▶ [Work instructions] Of all the lines in the material below, how many include the string "memory"? Give the number only.

==== Data section ====

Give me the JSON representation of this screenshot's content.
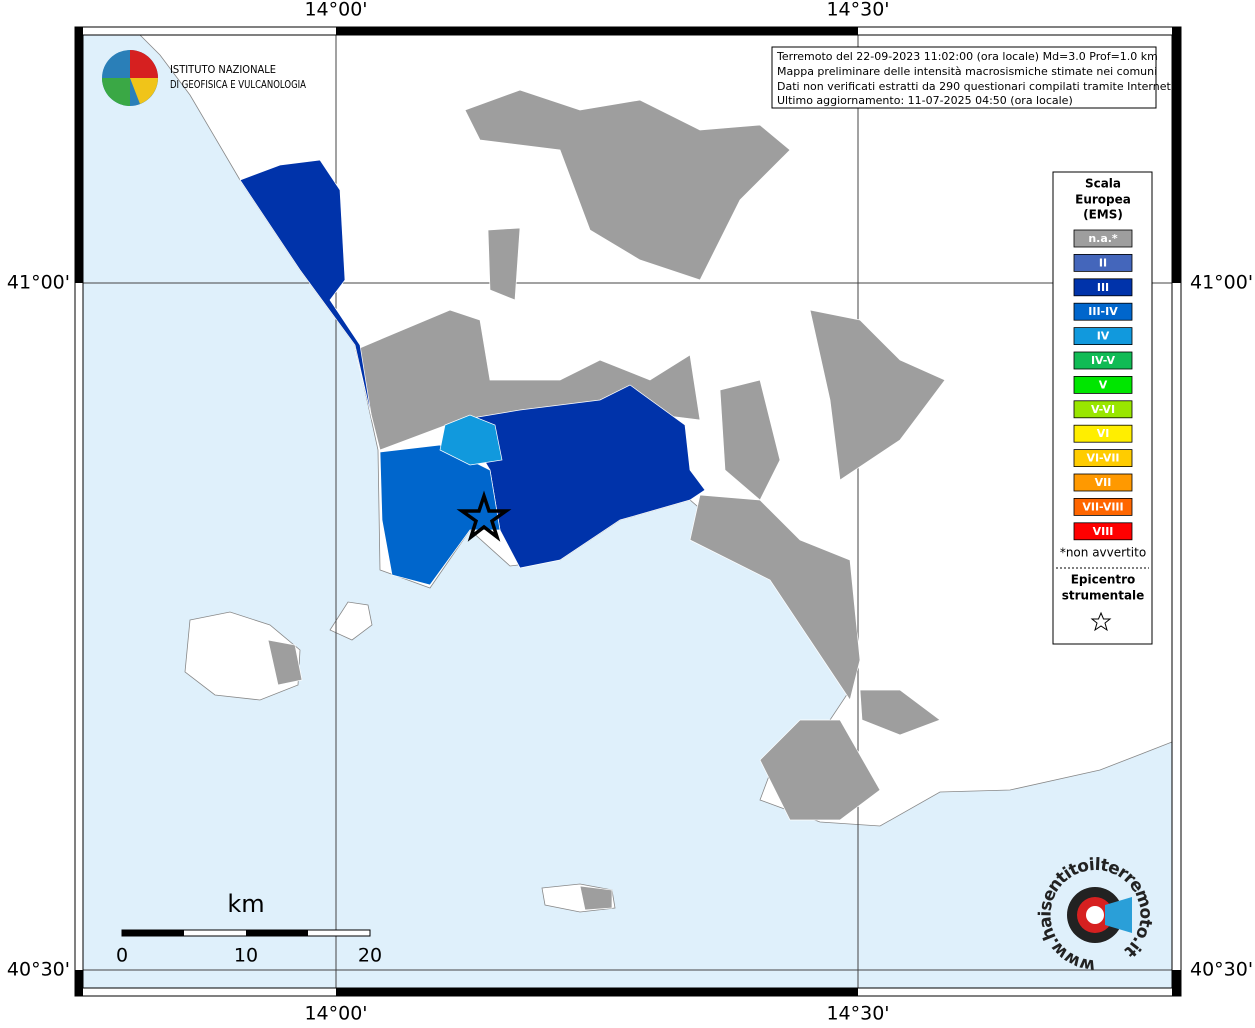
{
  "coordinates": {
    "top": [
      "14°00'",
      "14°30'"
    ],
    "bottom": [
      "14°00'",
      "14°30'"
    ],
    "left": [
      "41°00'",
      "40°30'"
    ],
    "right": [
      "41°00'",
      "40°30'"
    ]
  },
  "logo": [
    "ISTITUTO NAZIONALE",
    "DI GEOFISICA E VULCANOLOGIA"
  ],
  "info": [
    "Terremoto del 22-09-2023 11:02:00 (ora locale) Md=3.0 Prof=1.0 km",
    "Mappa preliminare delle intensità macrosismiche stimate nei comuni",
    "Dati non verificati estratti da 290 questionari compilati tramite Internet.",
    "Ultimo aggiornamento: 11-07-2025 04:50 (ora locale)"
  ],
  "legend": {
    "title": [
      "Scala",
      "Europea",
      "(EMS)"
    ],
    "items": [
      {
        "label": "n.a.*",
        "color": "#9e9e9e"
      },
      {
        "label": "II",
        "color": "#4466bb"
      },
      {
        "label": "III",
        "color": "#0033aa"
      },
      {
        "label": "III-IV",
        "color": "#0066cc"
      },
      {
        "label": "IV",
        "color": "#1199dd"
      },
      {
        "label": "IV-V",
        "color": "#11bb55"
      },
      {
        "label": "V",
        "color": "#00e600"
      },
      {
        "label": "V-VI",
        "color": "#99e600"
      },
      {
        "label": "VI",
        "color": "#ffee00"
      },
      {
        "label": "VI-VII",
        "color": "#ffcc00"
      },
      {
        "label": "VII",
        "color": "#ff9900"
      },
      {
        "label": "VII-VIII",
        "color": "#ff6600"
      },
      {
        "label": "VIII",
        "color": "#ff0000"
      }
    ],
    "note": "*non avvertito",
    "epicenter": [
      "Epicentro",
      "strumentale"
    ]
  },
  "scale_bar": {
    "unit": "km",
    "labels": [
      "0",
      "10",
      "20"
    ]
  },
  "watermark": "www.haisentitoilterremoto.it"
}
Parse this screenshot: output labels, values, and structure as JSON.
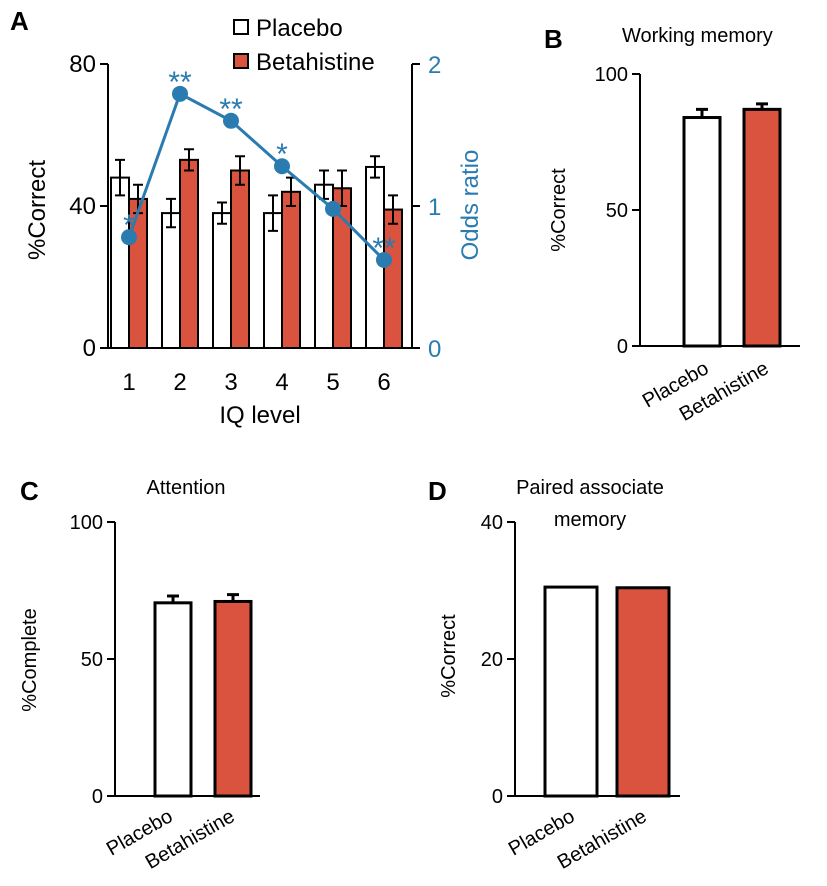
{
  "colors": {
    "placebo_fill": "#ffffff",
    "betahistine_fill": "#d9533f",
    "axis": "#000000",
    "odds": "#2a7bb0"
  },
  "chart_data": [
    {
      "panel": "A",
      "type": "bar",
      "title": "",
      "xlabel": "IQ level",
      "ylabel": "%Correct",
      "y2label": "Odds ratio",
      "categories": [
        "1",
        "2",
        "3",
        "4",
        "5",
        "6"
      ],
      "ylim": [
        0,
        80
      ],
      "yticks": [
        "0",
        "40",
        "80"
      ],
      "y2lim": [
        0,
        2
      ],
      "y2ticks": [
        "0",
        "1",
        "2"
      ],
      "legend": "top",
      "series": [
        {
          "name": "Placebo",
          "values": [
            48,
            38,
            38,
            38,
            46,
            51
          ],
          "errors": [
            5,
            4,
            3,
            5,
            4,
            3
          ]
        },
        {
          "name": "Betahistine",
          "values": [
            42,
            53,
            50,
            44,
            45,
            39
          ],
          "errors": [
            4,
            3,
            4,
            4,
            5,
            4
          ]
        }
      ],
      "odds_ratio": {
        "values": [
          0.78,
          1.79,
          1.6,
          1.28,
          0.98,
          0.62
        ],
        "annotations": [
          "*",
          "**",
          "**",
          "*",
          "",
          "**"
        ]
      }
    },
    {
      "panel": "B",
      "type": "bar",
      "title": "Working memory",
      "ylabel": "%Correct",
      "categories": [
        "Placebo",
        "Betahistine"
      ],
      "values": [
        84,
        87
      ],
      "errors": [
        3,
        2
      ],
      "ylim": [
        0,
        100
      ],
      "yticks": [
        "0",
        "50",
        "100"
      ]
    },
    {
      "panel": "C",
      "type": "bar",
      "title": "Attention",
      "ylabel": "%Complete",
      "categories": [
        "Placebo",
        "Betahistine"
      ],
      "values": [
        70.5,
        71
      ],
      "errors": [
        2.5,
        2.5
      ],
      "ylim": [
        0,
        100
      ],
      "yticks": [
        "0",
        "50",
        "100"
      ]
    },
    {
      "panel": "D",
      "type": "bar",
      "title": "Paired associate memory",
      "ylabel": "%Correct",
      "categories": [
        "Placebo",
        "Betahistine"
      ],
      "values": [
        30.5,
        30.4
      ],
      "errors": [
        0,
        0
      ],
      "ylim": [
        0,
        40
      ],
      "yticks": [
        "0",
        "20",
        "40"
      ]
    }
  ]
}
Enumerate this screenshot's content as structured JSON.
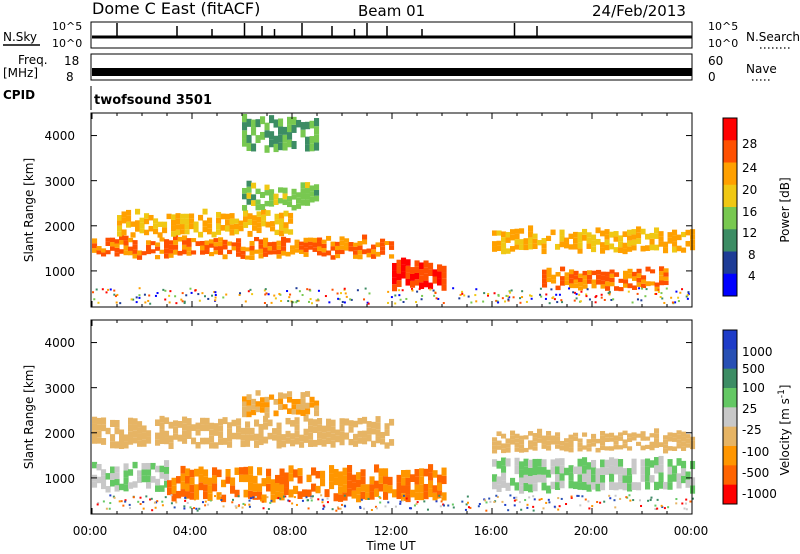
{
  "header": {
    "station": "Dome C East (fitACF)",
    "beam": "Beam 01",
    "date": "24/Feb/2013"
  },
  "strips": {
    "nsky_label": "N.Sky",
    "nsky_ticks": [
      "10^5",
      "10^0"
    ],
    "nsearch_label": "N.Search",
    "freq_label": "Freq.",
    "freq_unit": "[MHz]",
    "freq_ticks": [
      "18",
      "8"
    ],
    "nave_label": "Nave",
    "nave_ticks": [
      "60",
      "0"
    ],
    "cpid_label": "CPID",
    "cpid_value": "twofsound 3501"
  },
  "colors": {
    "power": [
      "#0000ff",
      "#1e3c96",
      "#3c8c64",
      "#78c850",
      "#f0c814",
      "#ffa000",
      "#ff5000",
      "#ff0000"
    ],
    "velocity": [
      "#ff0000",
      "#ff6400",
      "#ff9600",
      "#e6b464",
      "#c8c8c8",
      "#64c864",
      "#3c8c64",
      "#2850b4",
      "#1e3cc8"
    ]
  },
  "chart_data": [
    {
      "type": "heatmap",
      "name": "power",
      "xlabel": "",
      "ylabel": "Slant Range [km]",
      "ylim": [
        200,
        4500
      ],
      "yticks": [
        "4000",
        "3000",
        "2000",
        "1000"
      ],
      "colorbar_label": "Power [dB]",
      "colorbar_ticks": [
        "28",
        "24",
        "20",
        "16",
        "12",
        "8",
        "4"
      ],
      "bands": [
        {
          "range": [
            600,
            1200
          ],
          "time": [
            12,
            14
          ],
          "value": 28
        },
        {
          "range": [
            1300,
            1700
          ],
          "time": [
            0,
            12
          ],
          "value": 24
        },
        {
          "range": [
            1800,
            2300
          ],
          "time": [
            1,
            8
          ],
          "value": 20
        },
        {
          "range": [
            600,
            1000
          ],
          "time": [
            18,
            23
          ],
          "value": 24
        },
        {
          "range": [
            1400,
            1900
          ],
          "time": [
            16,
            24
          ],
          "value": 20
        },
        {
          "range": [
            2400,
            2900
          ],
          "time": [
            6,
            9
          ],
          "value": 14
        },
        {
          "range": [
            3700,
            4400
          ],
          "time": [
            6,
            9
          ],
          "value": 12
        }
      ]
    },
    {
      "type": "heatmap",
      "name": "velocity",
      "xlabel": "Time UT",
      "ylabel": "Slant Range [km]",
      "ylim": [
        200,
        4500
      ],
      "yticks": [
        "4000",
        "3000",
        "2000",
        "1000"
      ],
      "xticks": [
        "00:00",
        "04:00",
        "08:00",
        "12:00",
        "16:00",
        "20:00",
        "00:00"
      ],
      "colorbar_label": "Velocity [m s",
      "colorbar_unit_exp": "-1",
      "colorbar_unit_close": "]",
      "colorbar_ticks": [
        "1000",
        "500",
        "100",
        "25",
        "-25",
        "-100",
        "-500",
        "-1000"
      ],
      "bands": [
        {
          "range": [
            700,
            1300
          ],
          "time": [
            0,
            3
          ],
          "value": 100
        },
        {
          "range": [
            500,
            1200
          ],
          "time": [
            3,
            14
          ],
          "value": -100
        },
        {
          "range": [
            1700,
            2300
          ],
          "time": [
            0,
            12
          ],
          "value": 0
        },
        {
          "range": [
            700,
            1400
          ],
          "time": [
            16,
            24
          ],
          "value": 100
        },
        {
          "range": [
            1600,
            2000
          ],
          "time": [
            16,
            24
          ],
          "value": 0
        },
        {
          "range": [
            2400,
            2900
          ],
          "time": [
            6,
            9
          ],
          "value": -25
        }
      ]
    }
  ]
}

====

▶ [Response for this exercise] 2